> _Task to complete_
Find the string "Random" and gather every line that holds it.

╭─ Data shown

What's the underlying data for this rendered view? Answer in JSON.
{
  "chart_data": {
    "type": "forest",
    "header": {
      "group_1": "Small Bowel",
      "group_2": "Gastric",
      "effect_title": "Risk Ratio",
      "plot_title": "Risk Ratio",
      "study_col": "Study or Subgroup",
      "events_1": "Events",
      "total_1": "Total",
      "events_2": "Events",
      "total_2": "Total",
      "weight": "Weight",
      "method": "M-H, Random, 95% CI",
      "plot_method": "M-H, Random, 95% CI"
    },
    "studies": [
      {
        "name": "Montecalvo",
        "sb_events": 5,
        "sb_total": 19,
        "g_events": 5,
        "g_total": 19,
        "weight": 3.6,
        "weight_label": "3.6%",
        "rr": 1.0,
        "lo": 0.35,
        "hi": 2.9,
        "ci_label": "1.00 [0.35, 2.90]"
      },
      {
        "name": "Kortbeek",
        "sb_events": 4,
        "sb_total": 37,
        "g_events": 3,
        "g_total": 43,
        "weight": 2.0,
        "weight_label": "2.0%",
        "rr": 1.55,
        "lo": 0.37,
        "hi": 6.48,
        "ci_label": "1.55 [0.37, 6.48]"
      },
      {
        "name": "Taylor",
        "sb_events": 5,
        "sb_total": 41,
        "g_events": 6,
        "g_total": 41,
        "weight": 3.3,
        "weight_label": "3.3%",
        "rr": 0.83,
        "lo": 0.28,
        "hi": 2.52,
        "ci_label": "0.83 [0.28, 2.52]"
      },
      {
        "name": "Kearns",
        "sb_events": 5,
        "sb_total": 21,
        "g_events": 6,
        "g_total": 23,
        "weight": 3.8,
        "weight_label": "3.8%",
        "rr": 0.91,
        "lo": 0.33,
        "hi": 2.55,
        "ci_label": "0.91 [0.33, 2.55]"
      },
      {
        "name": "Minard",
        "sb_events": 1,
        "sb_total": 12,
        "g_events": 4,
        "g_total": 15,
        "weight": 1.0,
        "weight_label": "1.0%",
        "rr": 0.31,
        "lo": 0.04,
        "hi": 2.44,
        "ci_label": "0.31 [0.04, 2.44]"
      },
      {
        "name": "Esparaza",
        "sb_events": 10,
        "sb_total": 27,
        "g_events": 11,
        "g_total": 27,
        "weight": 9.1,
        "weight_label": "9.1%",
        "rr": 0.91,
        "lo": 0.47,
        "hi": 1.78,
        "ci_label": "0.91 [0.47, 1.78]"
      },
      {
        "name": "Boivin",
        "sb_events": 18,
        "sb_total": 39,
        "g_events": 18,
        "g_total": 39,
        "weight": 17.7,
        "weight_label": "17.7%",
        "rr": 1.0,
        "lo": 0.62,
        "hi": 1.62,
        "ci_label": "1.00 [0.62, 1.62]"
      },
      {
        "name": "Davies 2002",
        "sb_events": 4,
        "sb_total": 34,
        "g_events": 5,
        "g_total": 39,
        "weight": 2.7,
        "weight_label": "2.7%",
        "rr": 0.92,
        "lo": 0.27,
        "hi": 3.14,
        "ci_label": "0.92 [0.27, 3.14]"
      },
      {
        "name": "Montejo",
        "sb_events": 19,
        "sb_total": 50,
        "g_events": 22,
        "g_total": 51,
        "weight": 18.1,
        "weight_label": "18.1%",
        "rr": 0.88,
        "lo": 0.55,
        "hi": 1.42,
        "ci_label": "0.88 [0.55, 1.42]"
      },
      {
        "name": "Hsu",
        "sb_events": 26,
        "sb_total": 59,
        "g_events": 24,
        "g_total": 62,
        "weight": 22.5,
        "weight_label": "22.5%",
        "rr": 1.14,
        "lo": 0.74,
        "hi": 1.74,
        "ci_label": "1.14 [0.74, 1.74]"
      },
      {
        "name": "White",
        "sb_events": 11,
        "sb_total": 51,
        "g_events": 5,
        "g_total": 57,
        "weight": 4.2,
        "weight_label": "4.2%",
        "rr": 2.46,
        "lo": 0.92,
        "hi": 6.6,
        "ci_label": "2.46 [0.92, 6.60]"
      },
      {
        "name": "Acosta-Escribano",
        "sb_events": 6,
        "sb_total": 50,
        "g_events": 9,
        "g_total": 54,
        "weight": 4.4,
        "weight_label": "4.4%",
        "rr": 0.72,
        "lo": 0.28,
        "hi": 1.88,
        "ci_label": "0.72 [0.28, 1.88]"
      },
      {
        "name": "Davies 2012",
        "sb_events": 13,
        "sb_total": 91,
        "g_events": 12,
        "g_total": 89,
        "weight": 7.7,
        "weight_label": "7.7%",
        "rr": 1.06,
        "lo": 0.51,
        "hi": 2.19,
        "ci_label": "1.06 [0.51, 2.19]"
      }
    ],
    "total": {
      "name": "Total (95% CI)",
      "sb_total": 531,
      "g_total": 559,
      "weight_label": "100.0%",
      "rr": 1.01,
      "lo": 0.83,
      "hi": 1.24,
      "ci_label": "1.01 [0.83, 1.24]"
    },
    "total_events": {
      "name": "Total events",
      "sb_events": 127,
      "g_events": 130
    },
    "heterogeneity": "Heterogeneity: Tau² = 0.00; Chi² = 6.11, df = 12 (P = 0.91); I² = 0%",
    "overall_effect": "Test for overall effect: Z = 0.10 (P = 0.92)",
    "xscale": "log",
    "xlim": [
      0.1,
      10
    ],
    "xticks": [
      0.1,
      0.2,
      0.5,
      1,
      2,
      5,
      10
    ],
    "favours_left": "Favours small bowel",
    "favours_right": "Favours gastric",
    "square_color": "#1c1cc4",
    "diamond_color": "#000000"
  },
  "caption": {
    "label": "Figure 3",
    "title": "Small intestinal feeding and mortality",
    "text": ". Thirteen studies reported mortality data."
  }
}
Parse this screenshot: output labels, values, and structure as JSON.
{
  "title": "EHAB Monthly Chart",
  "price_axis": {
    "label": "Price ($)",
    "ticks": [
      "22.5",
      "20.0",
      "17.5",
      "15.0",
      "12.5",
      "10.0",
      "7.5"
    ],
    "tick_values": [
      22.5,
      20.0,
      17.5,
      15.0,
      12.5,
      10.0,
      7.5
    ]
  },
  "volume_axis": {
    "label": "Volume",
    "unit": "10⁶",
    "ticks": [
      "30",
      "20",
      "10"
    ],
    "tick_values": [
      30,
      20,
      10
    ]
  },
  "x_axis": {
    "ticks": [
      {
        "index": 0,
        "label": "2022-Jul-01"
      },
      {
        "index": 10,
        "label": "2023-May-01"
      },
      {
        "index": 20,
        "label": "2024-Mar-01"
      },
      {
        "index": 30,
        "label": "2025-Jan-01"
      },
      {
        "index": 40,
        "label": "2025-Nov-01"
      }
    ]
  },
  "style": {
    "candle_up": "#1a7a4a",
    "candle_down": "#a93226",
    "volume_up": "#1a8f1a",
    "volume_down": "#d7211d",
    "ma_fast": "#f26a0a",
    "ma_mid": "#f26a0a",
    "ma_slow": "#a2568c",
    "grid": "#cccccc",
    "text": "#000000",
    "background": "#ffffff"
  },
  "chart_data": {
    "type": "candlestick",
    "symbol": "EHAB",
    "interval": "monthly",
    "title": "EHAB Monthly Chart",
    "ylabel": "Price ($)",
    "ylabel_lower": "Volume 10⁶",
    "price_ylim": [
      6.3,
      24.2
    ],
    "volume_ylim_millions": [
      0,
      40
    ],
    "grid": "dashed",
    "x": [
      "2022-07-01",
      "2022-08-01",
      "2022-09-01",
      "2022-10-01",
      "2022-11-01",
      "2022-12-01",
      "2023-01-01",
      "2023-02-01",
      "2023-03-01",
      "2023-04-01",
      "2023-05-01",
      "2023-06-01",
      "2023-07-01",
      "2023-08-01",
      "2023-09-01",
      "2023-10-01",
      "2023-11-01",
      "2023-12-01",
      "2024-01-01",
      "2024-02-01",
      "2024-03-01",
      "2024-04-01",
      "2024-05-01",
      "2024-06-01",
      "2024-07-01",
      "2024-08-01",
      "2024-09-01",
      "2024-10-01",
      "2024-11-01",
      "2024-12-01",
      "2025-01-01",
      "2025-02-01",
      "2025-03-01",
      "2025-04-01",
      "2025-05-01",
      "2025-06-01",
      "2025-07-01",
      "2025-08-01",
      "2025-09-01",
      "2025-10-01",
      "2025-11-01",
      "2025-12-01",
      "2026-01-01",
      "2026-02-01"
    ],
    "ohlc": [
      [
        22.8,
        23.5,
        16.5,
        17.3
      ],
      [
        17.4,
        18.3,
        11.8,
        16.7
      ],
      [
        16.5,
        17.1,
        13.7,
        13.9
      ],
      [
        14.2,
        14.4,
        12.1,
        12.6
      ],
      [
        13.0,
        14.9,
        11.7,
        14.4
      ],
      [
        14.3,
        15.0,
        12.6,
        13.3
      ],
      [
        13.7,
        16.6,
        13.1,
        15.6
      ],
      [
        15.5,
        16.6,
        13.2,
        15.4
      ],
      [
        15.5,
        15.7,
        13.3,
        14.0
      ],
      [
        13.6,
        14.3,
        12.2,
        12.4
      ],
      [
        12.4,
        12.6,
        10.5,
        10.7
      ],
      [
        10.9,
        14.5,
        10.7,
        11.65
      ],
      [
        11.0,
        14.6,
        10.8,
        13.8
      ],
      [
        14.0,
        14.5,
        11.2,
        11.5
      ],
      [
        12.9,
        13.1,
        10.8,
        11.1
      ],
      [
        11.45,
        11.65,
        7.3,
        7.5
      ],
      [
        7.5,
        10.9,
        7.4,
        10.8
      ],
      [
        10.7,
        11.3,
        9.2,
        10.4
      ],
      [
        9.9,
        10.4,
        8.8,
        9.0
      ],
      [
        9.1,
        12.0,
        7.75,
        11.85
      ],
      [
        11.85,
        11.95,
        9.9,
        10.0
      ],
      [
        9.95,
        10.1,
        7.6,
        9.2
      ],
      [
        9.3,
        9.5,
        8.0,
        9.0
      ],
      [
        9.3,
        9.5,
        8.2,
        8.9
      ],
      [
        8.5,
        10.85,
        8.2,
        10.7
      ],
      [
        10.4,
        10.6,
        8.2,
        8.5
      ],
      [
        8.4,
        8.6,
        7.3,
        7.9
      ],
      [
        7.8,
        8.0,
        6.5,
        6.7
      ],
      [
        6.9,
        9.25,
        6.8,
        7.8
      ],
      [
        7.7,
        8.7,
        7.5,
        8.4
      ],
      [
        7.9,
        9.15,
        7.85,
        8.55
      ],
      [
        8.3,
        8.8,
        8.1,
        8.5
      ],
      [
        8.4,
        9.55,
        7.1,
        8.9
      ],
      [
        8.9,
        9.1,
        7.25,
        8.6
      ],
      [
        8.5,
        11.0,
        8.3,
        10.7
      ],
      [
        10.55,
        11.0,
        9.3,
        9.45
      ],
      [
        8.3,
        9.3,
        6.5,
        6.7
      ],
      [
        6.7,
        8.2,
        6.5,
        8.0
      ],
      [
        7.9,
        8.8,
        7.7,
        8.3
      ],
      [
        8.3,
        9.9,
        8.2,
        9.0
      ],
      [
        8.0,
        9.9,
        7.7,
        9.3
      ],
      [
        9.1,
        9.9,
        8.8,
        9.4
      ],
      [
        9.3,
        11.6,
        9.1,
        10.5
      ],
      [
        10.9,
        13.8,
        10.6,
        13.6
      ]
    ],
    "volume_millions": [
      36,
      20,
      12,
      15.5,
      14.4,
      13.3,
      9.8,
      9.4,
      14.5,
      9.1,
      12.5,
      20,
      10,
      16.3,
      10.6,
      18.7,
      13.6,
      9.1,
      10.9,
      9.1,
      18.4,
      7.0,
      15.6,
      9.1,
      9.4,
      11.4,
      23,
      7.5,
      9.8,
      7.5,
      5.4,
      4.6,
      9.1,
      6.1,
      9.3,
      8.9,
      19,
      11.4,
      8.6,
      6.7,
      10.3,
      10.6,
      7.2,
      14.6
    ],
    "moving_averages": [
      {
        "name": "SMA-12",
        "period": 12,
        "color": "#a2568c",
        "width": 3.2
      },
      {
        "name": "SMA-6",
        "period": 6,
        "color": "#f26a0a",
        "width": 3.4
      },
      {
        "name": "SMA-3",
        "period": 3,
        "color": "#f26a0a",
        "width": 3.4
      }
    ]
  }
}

╰─

> _Answer in full_
      "method": "M-H, Random, 95% CI",
      "plot_method": "M-H, Random, 95% CI"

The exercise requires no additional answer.